OBJECTIVE:
Exactly reproduce each line of the listing that follows.
— START THE INPUT —
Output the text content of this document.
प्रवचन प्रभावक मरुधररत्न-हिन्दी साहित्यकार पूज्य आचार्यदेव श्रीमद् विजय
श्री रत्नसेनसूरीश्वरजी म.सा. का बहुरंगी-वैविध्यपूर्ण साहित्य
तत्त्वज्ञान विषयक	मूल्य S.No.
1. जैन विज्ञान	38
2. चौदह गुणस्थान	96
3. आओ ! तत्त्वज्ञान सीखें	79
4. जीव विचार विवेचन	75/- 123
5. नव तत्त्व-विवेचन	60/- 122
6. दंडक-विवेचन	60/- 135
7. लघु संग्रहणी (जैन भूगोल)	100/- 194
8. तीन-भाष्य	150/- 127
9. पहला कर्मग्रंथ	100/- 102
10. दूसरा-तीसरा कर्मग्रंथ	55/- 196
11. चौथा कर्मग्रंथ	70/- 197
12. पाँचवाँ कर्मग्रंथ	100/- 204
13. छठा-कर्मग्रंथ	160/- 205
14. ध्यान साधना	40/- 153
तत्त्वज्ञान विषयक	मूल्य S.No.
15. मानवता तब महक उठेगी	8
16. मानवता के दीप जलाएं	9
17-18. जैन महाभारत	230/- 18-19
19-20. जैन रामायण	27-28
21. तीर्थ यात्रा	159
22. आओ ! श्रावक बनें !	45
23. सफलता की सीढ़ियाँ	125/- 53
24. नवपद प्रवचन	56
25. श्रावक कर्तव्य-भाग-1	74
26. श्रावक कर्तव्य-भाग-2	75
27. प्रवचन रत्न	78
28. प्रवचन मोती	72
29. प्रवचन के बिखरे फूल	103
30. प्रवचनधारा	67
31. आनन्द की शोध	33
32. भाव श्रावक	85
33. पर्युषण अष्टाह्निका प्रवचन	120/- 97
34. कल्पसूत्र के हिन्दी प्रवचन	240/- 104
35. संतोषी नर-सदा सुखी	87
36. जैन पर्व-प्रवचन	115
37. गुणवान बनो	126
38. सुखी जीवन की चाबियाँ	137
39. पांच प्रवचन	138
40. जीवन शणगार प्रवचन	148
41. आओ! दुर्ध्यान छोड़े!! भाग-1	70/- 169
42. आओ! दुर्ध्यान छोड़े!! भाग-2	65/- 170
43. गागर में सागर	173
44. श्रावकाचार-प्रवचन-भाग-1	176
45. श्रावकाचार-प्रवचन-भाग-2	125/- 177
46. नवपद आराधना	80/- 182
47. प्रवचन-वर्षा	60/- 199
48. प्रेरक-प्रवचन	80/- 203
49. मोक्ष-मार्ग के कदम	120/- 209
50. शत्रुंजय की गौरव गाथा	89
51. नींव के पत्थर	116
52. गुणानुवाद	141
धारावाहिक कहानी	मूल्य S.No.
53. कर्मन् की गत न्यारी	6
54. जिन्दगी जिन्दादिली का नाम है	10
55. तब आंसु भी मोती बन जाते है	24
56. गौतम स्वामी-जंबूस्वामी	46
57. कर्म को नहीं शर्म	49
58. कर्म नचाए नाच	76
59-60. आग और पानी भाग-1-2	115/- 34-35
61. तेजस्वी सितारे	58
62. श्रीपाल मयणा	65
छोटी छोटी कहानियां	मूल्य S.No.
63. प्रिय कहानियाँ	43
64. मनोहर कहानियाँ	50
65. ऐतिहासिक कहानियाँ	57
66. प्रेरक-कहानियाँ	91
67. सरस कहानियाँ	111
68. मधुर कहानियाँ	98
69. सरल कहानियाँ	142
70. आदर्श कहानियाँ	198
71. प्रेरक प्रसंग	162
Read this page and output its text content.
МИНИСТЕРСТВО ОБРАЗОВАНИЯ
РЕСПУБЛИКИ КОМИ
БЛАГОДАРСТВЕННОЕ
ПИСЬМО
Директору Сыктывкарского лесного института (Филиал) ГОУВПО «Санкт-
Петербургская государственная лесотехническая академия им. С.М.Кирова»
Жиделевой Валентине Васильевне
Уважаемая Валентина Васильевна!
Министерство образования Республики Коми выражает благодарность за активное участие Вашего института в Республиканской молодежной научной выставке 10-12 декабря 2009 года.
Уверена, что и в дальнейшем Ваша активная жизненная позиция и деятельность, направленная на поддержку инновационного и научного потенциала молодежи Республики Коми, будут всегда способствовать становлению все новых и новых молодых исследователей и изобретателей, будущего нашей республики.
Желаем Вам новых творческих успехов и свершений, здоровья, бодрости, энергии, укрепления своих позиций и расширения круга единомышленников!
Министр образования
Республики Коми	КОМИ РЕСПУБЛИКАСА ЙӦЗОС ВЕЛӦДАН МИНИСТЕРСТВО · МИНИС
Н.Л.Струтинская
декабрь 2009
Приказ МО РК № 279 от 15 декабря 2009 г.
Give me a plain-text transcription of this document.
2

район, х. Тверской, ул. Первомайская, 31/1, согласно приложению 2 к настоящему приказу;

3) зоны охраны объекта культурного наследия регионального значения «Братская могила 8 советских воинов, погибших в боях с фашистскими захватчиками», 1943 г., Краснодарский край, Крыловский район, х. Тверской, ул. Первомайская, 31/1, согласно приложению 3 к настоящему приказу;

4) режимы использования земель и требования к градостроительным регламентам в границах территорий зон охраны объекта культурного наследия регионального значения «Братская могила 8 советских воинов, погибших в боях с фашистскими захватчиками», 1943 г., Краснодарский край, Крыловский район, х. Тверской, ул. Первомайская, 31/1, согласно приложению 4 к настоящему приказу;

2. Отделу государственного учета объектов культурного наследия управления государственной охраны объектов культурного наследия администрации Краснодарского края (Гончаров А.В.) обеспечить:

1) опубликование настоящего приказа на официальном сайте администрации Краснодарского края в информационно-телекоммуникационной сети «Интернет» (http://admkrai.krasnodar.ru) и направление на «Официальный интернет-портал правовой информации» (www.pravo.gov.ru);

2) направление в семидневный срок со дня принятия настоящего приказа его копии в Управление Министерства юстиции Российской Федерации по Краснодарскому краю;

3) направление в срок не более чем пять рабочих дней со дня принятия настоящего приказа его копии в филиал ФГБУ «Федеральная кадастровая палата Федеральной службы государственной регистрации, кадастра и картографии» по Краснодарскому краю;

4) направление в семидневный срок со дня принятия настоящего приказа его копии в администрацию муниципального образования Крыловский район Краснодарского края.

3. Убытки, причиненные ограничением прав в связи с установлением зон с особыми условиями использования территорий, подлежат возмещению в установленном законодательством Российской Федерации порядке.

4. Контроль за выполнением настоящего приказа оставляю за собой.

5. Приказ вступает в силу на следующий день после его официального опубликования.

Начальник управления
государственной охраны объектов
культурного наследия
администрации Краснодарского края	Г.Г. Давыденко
— END THE INPUT —
ANSWER FOR THE TASK:
Output the text content of this document.
प्रवचन प्रभावक मरुधररत्न-हिन्दी साहित्यकार पूज्य आचार्यदेव श्रीमद् विजय
श्री रत्नसेनसूरीश्वरजी म.सा. का बहुरंगी-वैविध्यपूर्ण साहित्य
तत्त्वज्ञान विषयक	मूल्य S.No.
1. जैन विज्ञान	38
2. चौदह गुणस्थान	96
3. आओ ! तत्त्वज्ञान सीखें	79
4. जीव विचार विवेचन	75/- 123
5. नव तत्त्व-विवेचन	60/- 122
6. दंडक-विवेचन	60/- 135
7. लघु संग्रहणी (जैन भूगोल)	100/- 194
8. तीन-भाष्य	150/- 127
9. पहला कर्मग्रंथ	100/- 102
10. दूसरा-तीसरा कर्मग्रंथ	55/- 196
11. चौथा कर्मग्रंथ	70/- 197
12. पाँचवाँ कर्मग्रंथ	100/- 204
13. छठा-कर्मग्रंथ	160/- 205
14. ध्यान साधना	40/- 153
तत्त्वज्ञान विषयक	मूल्य S.No.
15. मानवता तब महक उठेगी	8
16. मानवता के दीप जलाएं	9
17-18. जैन महाभारत	230/- 18-19
19-20. जैन रामायण	27-28
21. तीर्थ यात्रा	159
22. आओ ! श्रावक बनें !	45
23. सफलता की सीढ़ियाँ	125/- 53
24. नवपद प्रवचन	56
25. श्रावक कर्तव्य-भाग-1	74
26. श्रावक कर्तव्य-भाग-2	75
27. प्रवचन रत्न	78
28. प्रवचन मोती	72
29. प्रवचन के बिखरे फूल	103
30. प्रवचनधारा	67
31. आनन्द की शोध	33
32. भाव श्रावक	85
33. पर्युषण अष्टाह्निका प्रवचन	120/- 97
34. कल्पसूत्र के हिन्दी प्रवचन	240/- 104
35. संतोषी नर-सदा सुखी	87
36. जैन पर्व-प्रवचन	115
37. गुणवान बनो	126
38. सुखी जीवन की चाबियाँ	137
39. पांच प्रवचन	138
40. जीवन शणगार प्रवचन	148
41. आओ! दुर्ध्यान छोड़े!! भाग-1	70/- 169
42. आओ! दुर्ध्यान छोड़े!! भाग-2	65/- 170
43. गागर में सागर	173
44. श्रावकाचार-प्रवचन-भाग-1	176
45. श्रावकाचार-प्रवचन-भाग-2	125/- 177
46. नवपद आराधना	80/- 182
47. प्रवचन-वर्षा	60/- 199
48. प्रेरक-प्रवचन	80/- 203
49. मोक्ष-मार्ग के कदम	120/- 209
50. शत्रुंजय की गौरव गाथा	89
51. नींव के पत्थर	116
52. गुणानुवाद	141
धारावाहिक कहानी	मूल्य S.No.
53. कर्मन् की गत न्यारी	6
54. जिन्दगी जिन्दादिली का नाम है	10
55. तब आंसु भी मोती बन जाते है	24
56. गौतम स्वामी-जंबूस्वामी	46
57. कर्म को नहीं शर्म	49
58. कर्म नचाए नाच	76
59-60. आग और पानी भाग-1-2	115/- 34-35
61. तेजस्वी सितारे	58
62. श्रीपाल मयणा	65
छोटी छोटी कहानियां	मूल्य S.No.
63. प्रिय कहानियाँ	43
64. मनोहर कहानियाँ	50
65. ऐतिहासिक कहानियाँ	57
66. प्रेरक-कहानियाँ	91
67. सरस कहानियाँ	111
68. मधुर कहानियाँ	98
69. सरल कहानियाँ	142
70. आदर्श कहानियाँ	198
71. प्रेरक प्रसंग	162
Read this page and output its text content.
МИНИСТЕРСТВО ОБРАЗОВАНИЯ
РЕСПУБЛИКИ КОМИ
БЛАГОДАРСТВЕННОЕ
ПИСЬМО
Директору Сыктывкарского лесного института (Филиал) ГОУВПО «Санкт-
Петербургская государственная лесотехническая академия им. С.М.Кирова»
Жиделевой Валентине Васильевне
Уважаемая Валентина Васильевна!
Министерство образования Республики Коми выражает благодарность за активное участие Вашего института в Республиканской молодежной научной выставке 10-12 декабря 2009 года.
Уверена, что и в дальнейшем Ваша активная жизненная позиция и деятельность, направленная на поддержку инновационного и научного потенциала молодежи Республики Коми, будут всегда способствовать становлению все новых и новых молодых исследователей и изобретателей, будущего нашей республики.
Желаем Вам новых творческих успехов и свершений, здоровья, бодрости, энергии, укрепления своих позиций и расширения круга единомышленников!
Министр образования
Республики Коми	КОМИ РЕСПУБЛИКАСА ЙӦЗОС ВЕЛӦДАН МИНИСТЕРСТВО · МИНИС
Н.Л.Струтинская
декабрь 2009
Приказ МО РК № 279 от 15 декабря 2009 г.
Give me a plain-text transcription of this document.
2

район, х. Тверской, ул. Первомайская, 31/1, согласно приложению 2 к настоящему приказу;

3) зоны охраны объекта культурного наследия регионального значения «Братская могила 8 советских воинов, погибших в боях с фашистскими захватчиками», 1943 г., Краснодарский край, Крыловский район, х. Тверской, ул. Первомайская, 31/1, согласно приложению 3 к настоящему приказу;

4) режимы использования земель и требования к градостроительным регламентам в границах территорий зон охраны объекта культурного наследия регионального значения «Братская могила 8 советских воинов, погибших в боях с фашистскими захватчиками», 1943 г., Краснодарский край, Крыловский район, х. Тверской, ул. Первомайская, 31/1, согласно приложению 4 к настоящему приказу;

2. Отделу государственного учета объектов культурного наследия управления государственной охраны объектов культурного наследия администрации Краснодарского края (Гончаров А.В.) обеспечить:

1) опубликование настоящего приказа на официальном сайте администрации Краснодарского края в информационно-телекоммуникационной сети «Интернет» (http://admkrai.krasnodar.ru) и направление на «Официальный интернет-портал правовой информации» (www.pravo.gov.ru);

2) направление в семидневный срок со дня принятия настоящего приказа его копии в Управление Министерства юстиции Российской Федерации по Краснодарскому краю;

3) направление в срок не более чем пять рабочих дней со дня принятия настоящего приказа его копии в филиал ФГБУ «Федеральная кадастровая палата Федеральной службы государственной регистрации, кадастра и картографии» по Краснодарскому краю;

4) направление в семидневный срок со дня принятия настоящего приказа его копии в администрацию муниципального образования Крыловский район Краснодарского края.

3. Убытки, причиненные ограничением прав в связи с установлением зон с особыми условиями использования территорий, подлежат возмещению в установленном законодательством Российской Федерации порядке.

4. Контроль за выполнением настоящего приказа оставляю за собой.

5. Приказ вступает в силу на следующий день после его официального опубликования.

Начальник управления
государственной охраны объектов
культурного наследия
администрации Краснодарского края	Г.Г. Давыденко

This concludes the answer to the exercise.